Information provided.
+===+

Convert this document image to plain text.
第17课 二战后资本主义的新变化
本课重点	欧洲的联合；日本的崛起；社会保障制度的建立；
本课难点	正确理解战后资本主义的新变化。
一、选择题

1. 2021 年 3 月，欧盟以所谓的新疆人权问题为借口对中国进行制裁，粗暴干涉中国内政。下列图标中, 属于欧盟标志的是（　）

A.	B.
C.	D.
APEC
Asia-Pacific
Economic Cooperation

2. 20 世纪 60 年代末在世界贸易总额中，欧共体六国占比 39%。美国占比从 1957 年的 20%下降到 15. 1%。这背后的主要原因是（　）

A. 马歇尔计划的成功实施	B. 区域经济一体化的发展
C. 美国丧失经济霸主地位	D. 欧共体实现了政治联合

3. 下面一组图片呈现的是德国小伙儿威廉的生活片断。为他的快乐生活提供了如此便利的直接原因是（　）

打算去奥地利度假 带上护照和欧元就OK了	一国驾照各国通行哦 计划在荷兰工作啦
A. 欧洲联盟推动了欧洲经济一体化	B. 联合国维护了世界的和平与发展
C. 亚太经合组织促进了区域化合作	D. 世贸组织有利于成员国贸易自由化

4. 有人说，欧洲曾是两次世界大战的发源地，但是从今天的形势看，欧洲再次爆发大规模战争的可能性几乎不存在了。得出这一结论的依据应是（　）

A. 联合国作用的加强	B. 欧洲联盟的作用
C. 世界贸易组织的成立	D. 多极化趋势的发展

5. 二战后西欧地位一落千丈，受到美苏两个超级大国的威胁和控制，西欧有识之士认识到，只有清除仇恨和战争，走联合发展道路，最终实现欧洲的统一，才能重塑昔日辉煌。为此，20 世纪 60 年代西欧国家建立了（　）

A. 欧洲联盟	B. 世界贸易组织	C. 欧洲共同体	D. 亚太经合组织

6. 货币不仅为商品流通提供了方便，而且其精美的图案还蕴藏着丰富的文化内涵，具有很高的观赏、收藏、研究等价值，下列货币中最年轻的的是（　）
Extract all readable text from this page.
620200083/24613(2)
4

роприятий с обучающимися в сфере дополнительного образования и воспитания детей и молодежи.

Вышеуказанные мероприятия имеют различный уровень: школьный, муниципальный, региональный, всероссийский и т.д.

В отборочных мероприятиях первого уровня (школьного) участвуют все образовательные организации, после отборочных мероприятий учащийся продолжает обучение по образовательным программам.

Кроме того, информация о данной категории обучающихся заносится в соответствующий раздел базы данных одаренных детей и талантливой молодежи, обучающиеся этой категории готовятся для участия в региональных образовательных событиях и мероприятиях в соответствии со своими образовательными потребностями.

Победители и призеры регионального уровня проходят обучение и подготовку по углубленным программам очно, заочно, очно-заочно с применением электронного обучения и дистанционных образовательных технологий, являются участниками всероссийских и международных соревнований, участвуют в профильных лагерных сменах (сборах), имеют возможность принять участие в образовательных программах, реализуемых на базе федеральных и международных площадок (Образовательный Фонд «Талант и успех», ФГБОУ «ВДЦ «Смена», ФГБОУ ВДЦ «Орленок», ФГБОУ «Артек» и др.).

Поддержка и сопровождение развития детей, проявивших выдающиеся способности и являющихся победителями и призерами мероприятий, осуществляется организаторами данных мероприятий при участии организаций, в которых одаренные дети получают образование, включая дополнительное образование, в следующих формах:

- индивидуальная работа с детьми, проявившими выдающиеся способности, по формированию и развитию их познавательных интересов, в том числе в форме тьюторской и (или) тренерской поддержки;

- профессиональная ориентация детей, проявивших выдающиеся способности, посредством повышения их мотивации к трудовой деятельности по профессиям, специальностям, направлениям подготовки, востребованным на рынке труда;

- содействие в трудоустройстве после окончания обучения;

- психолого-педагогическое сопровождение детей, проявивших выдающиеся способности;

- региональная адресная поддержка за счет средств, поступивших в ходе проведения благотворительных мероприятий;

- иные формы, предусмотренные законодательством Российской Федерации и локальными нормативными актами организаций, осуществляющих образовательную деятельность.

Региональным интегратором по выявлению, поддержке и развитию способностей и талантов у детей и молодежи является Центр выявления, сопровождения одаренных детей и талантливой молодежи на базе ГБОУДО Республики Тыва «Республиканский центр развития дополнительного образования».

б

+===+

Required task.
Repeat the whole listing exactly, keeping every line intact.

Exercise answer.
Convert this document image to plain text.
第17课 二战后资本主义的新变化
本课重点	欧洲的联合；日本的崛起；社会保障制度的建立；
本课难点	正确理解战后资本主义的新变化。
一、选择题

1. 2021 年 3 月，欧盟以所谓的新疆人权问题为借口对中国进行制裁，粗暴干涉中国内政。下列图标中, 属于欧盟标志的是（　）

A.	B.
C.	D.
APEC
Asia-Pacific
Economic Cooperation

2. 20 世纪 60 年代末在世界贸易总额中，欧共体六国占比 39%。美国占比从 1957 年的 20%下降到 15. 1%。这背后的主要原因是（　）

A. 马歇尔计划的成功实施	B. 区域经济一体化的发展
C. 美国丧失经济霸主地位	D. 欧共体实现了政治联合

3. 下面一组图片呈现的是德国小伙儿威廉的生活片断。为他的快乐生活提供了如此便利的直接原因是（　）

打算去奥地利度假 带上护照和欧元就OK了	一国驾照各国通行哦 计划在荷兰工作啦
A. 欧洲联盟推动了欧洲经济一体化	B. 联合国维护了世界的和平与发展
C. 亚太经合组织促进了区域化合作	D. 世贸组织有利于成员国贸易自由化

4. 有人说，欧洲曾是两次世界大战的发源地，但是从今天的形势看，欧洲再次爆发大规模战争的可能性几乎不存在了。得出这一结论的依据应是（　）

A. 联合国作用的加强	B. 欧洲联盟的作用
C. 世界贸易组织的成立	D. 多极化趋势的发展

5. 二战后西欧地位一落千丈，受到美苏两个超级大国的威胁和控制，西欧有识之士认识到，只有清除仇恨和战争，走联合发展道路，最终实现欧洲的统一，才能重塑昔日辉煌。为此，20 世纪 60 年代西欧国家建立了（　）

A. 欧洲联盟	B. 世界贸易组织	C. 欧洲共同体	D. 亚太经合组织

6. 货币不仅为商品流通提供了方便，而且其精美的图案还蕴藏着丰富的文化内涵，具有很高的观赏、收藏、研究等价值，下列货币中最年轻的的是（　）
Extract all readable text from this page.
620200083/24613(2)
4

роприятий с обучающимися в сфере дополнительного образования и воспитания детей и молодежи.

Вышеуказанные мероприятия имеют различный уровень: школьный, муниципальный, региональный, всероссийский и т.д.

В отборочных мероприятиях первого уровня (школьного) участвуют все образовательные организации, после отборочных мероприятий учащийся продолжает обучение по образовательным программам.

Кроме того, информация о данной категории обучающихся заносится в соответствующий раздел базы данных одаренных детей и талантливой молодежи, обучающиеся этой категории готовятся для участия в региональных образовательных событиях и мероприятиях в соответствии со своими образовательными потребностями.

Победители и призеры регионального уровня проходят обучение и подготовку по углубленным программам очно, заочно, очно-заочно с применением электронного обучения и дистанционных образовательных технологий, являются участниками всероссийских и международных соревнований, участвуют в профильных лагерных сменах (сборах), имеют возможность принять участие в образовательных программах, реализуемых на базе федеральных и международных площадок (Образовательный Фонд «Талант и успех», ФГБОУ «ВДЦ «Смена», ФГБОУ ВДЦ «Орленок», ФГБОУ «Артек» и др.).

Поддержка и сопровождение развития детей, проявивших выдающиеся способности и являющихся победителями и призерами мероприятий, осуществляется организаторами данных мероприятий при участии организаций, в которых одаренные дети получают образование, включая дополнительное образование, в следующих формах:

- индивидуальная работа с детьми, проявившими выдающиеся способности, по формированию и развитию их познавательных интересов, в том числе в форме тьюторской и (или) тренерской поддержки;

- профессиональная ориентация детей, проявивших выдающиеся способности, посредством повышения их мотивации к трудовой деятельности по профессиям, специальностям, направлениям подготовки, востребованным на рынке труда;

- содействие в трудоустройстве после окончания обучения;

- психолого-педагогическое сопровождение детей, проявивших выдающиеся способности;

- региональная адресная поддержка за счет средств, поступивших в ходе проведения благотворительных мероприятий;

- иные формы, предусмотренные законодательством Российской Федерации и локальными нормативными актами организаций, осуществляющих образовательную деятельность.

Региональным интегратором по выявлению, поддержке и развитию способностей и талантов у детей и молодежи является Центр выявления, сопровождения одаренных детей и талантливой молодежи на базе ГБОУДО Республики Тыва «Республиканский центр развития дополнительного образования».

б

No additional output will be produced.